• _Entries from a dataset_:
::::

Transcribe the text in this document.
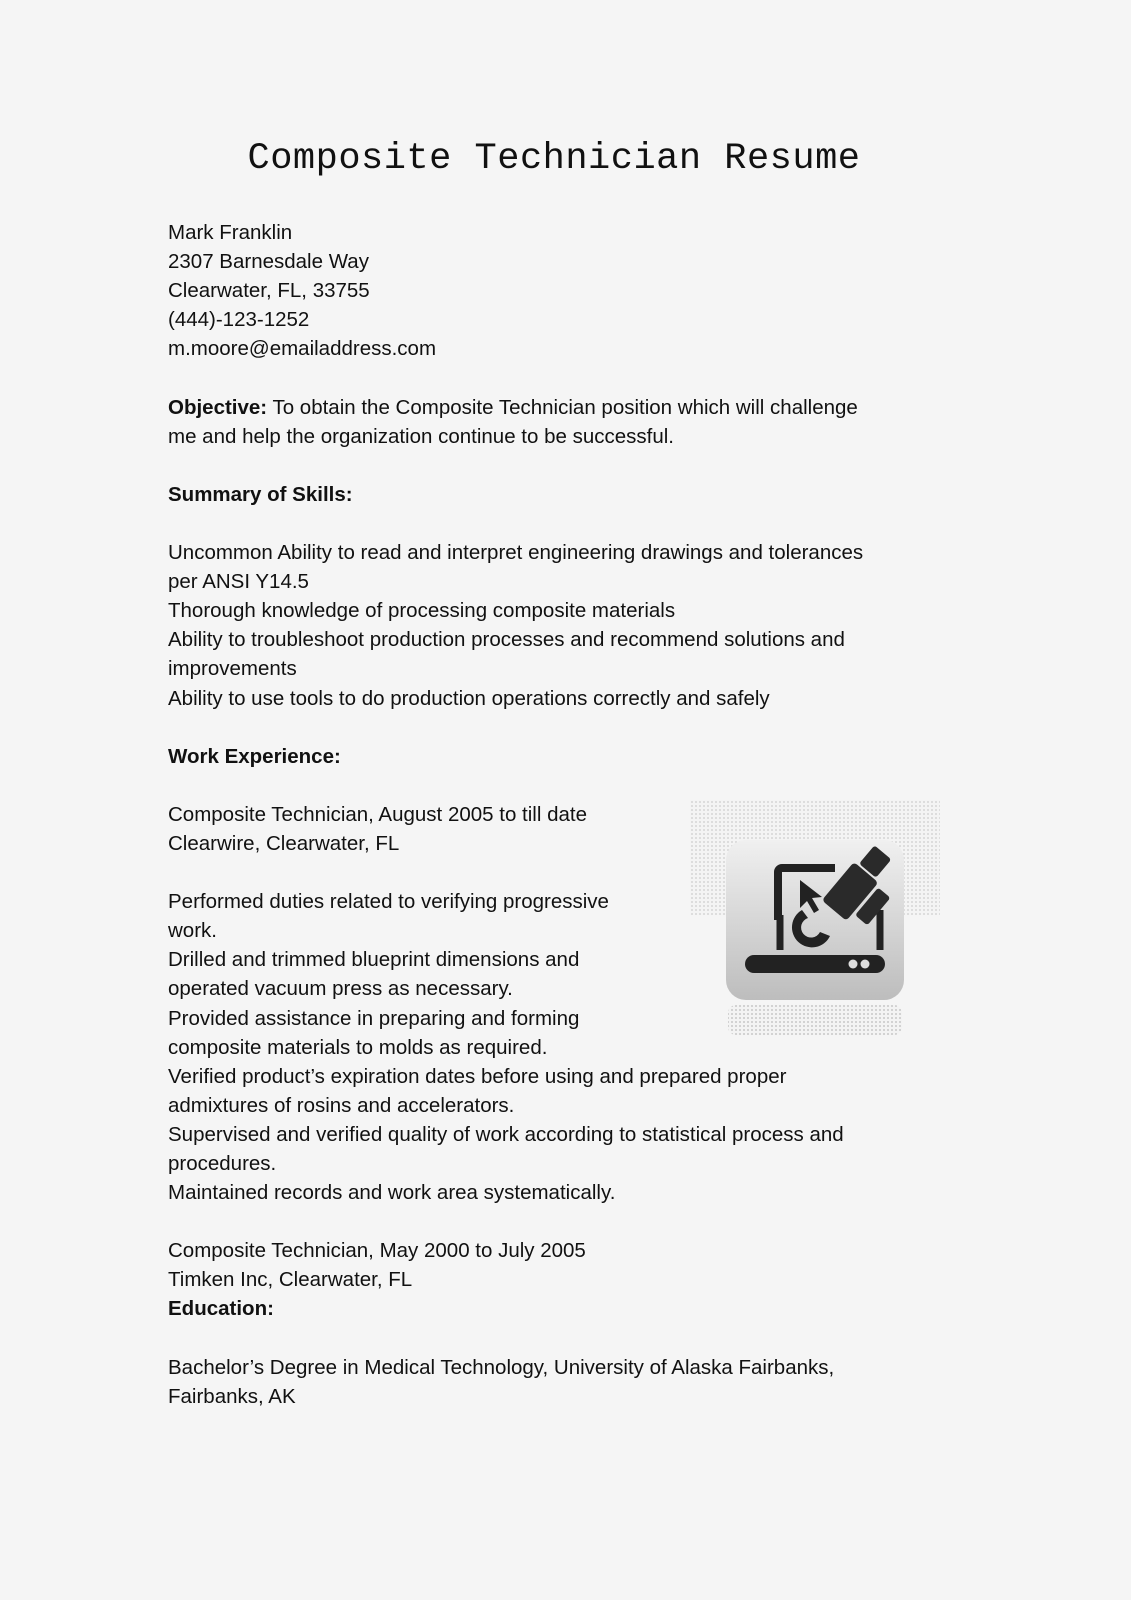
Composite Technician Resume
Mark Franklin
2307 Barnesdale Way
Clearwater, FL, 33755
(444)-123-1252
m.moore@emailaddress.com
Objective: To obtain the Composite Technician position which will challenge
me and help the organization continue to be successful.
Summary of Skills:
Uncommon Ability to read and interpret engineering drawings and tolerances
per ANSI Y14.5
Thorough knowledge of processing composite materials
Ability to troubleshoot production processes and recommend solutions and
improvements
Ability to use tools to do production operations correctly and safely
Work Experience:
Composite Technician, August 2005 to till date
Clearwire, Clearwater, FL
Performed duties related to verifying progressive
work.
Drilled and trimmed blueprint dimensions and
operated vacuum press as necessary.
Provided assistance in preparing and forming
composite materials to molds as required.
Verified product’s expiration dates before using and prepared proper
admixtures of rosins and accelerators.
Supervised and verified quality of work according to statistical process and
procedures.
Maintained records and work area systematically.
Composite Technician, May 2000 to July 2005
Timken Inc, Clearwater, FL
Education:
Bachelor’s Degree in Medical Technology, University of Alaska Fairbanks,
Fairbanks, AK
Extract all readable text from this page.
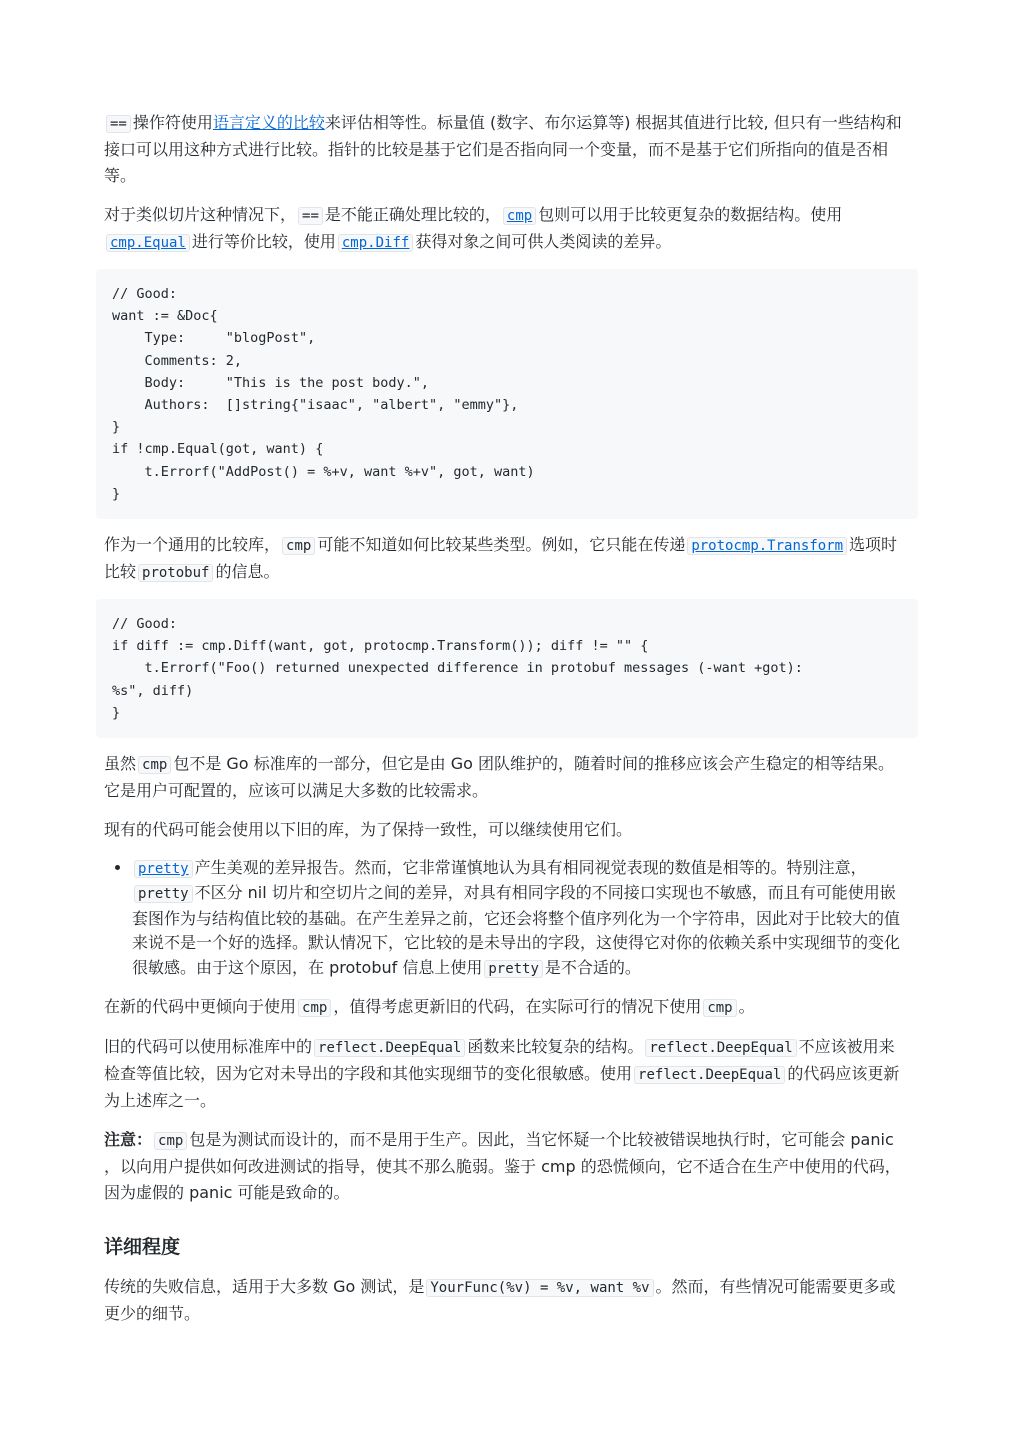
== 操作符使用语言定义的比较来评估相等性。标量值 (数字、布尔运算等) 根据其值进行比较, 但只有一些结构和接口可以用这种方式进行比较。指针的比较是基于它们是否指向同一个变量，而不是基于它们所指向的值是否相等。

对于类似切片这种情况下， == 是不能正确处理比较的， cmp 包则可以用于比较更复杂的数据结构。使用cmp.Equal 进行等价比较，使用 cmp.Diff 获得对象之间可供人类阅读的差异。

// Good:
want := &Doc{
Type:     "blogPost",
Comments: 2,
Body:     "This is the post body.",
Authors:  []string{"isaac", "albert", "emmy"},
}
if !cmp.Equal(got, want) {
t.Errorf("AddPost() = %+v, want %+v", got, want)
}

作为一个通用的比较库， cmp 可能不知道如何比较某些类型。例如，它只能在传递 protocmp.Transform 选项时比较 protobuf 的信息。

// Good:
if diff := cmp.Diff(want, got, protocmp.Transform()); diff != "" {
t.Errorf("Foo() returned unexpected difference in protobuf messages (-want +got):
%s", diff)
}

虽然 cmp 包不是 Go 标准库的一部分，但它是由 Go 团队维护的，随着时间的推移应该会产生稳定的相等结果。它是用户可配置的，应该可以满足大多数的比较需求。

现有的代码可能会使用以下旧的库，为了保持一致性，可以继续使用它们。

• pretty 产生美观的差异报告。然而，它非常谨慎地认为具有相同视觉表现的数值是相等的。特别注意，pretty 不区分 nil 切片和空切片之间的差异，对具有相同字段的不同接口实现也不敏感，而且有可能使用嵌套图作为与结构值比较的基础。在产生差异之前，它还会将整个值序列化为一个字符串，因此对于比较大的值来说不是一个好的选择。默认情况下，它比较的是未导出的字段，这使得它对你的依赖关系中实现细节的变化很敏感。由于这个原因，在 protobuf 信息上使用 pretty 是不合适的。

在新的代码中更倾向于使用 cmp ，值得考虑更新旧的代码，在实际可行的情况下使用 cmp 。

旧的代码可以使用标准库中的 reflect.DeepEqual 函数来比较复杂的结构。 reflect.DeepEqual 不应该被用来检查等值比较，因为它对未导出的字段和其他实现细节的变化很敏感。使用 reflect.DeepEqual 的代码应该更新为上述库之一。

注意： cmp 包是为测试而设计的，而不是用于生产。因此，当它怀疑一个比较被错误地执行时，它可能会 panic ，以向用户提供如何改进测试的指导，使其不那么脆弱。鉴于 cmp 的恐慌倾向，它不适合在生产中使用的代码，因为虚假的 panic 可能是致命的。

详细程度

传统的失败信息，适用于大多数 Go 测试，是 YourFunc(%v) = %v, want %v 。然而，有些情况可能需要更多或更少的细节。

::::

• _REQUIREMENT_:
Without the pictures, transcribe the listing above exactly.

• _SOLUTION FOR THIS PROBLEM_:
Transcribe the text in this document.
Composite Technician Resume
Mark Franklin
2307 Barnesdale Way
Clearwater, FL, 33755
(444)-123-1252
m.moore@emailaddress.com
Objective: To obtain the Composite Technician position which will challenge
me and help the organization continue to be successful.
Summary of Skills:
Uncommon Ability to read and interpret engineering drawings and tolerances
per ANSI Y14.5
Thorough knowledge of processing composite materials
Ability to troubleshoot production processes and recommend solutions and
improvements
Ability to use tools to do production operations correctly and safely
Work Experience:
Composite Technician, August 2005 to till date
Clearwire, Clearwater, FL
Performed duties related to verifying progressive
work.
Drilled and trimmed blueprint dimensions and
operated vacuum press as necessary.
Provided assistance in preparing and forming
composite materials to molds as required.
Verified product’s expiration dates before using and prepared proper
admixtures of rosins and accelerators.
Supervised and verified quality of work according to statistical process and
procedures.
Maintained records and work area systematically.
Composite Technician, May 2000 to July 2005
Timken Inc, Clearwater, FL
Education:
Bachelor’s Degree in Medical Technology, University of Alaska Fairbanks,
Fairbanks, AK
Extract all readable text from this page.
== 操作符使用语言定义的比较来评估相等性。标量值 (数字、布尔运算等) 根据其值进行比较, 但只有一些结构和接口可以用这种方式进行比较。指针的比较是基于它们是否指向同一个变量，而不是基于它们所指向的值是否相等。

对于类似切片这种情况下， == 是不能正确处理比较的， cmp 包则可以用于比较更复杂的数据结构。使用cmp.Equal 进行等价比较，使用 cmp.Diff 获得对象之间可供人类阅读的差异。

// Good:
want := &Doc{
Type:     "blogPost",
Comments: 2,
Body:     "This is the post body.",
Authors:  []string{"isaac", "albert", "emmy"},
}
if !cmp.Equal(got, want) {
t.Errorf("AddPost() = %+v, want %+v", got, want)
}

作为一个通用的比较库， cmp 可能不知道如何比较某些类型。例如，它只能在传递 protocmp.Transform 选项时比较 protobuf 的信息。

// Good:
if diff := cmp.Diff(want, got, protocmp.Transform()); diff != "" {
t.Errorf("Foo() returned unexpected difference in protobuf messages (-want +got):
%s", diff)
}

虽然 cmp 包不是 Go 标准库的一部分，但它是由 Go 团队维护的，随着时间的推移应该会产生稳定的相等结果。它是用户可配置的，应该可以满足大多数的比较需求。

现有的代码可能会使用以下旧的库，为了保持一致性，可以继续使用它们。

• pretty 产生美观的差异报告。然而，它非常谨慎地认为具有相同视觉表现的数值是相等的。特别注意，pretty 不区分 nil 切片和空切片之间的差异，对具有相同字段的不同接口实现也不敏感，而且有可能使用嵌套图作为与结构值比较的基础。在产生差异之前，它还会将整个值序列化为一个字符串，因此对于比较大的值来说不是一个好的选择。默认情况下，它比较的是未导出的字段，这使得它对你的依赖关系中实现细节的变化很敏感。由于这个原因，在 protobuf 信息上使用 pretty 是不合适的。

在新的代码中更倾向于使用 cmp ，值得考虑更新旧的代码，在实际可行的情况下使用 cmp 。

旧的代码可以使用标准库中的 reflect.DeepEqual 函数来比较复杂的结构。 reflect.DeepEqual 不应该被用来检查等值比较，因为它对未导出的字段和其他实现细节的变化很敏感。使用 reflect.DeepEqual 的代码应该更新为上述库之一。

注意： cmp 包是为测试而设计的，而不是用于生产。因此，当它怀疑一个比较被错误地执行时，它可能会 panic ，以向用户提供如何改进测试的指导，使其不那么脆弱。鉴于 cmp 的恐慌倾向，它不适合在生产中使用的代码，因为虚假的 panic 可能是致命的。

详细程度

传统的失败信息，适用于大多数 Go 测试，是 YourFunc(%v) = %v, want %v 。然而，有些情况可能需要更多或更少的细节。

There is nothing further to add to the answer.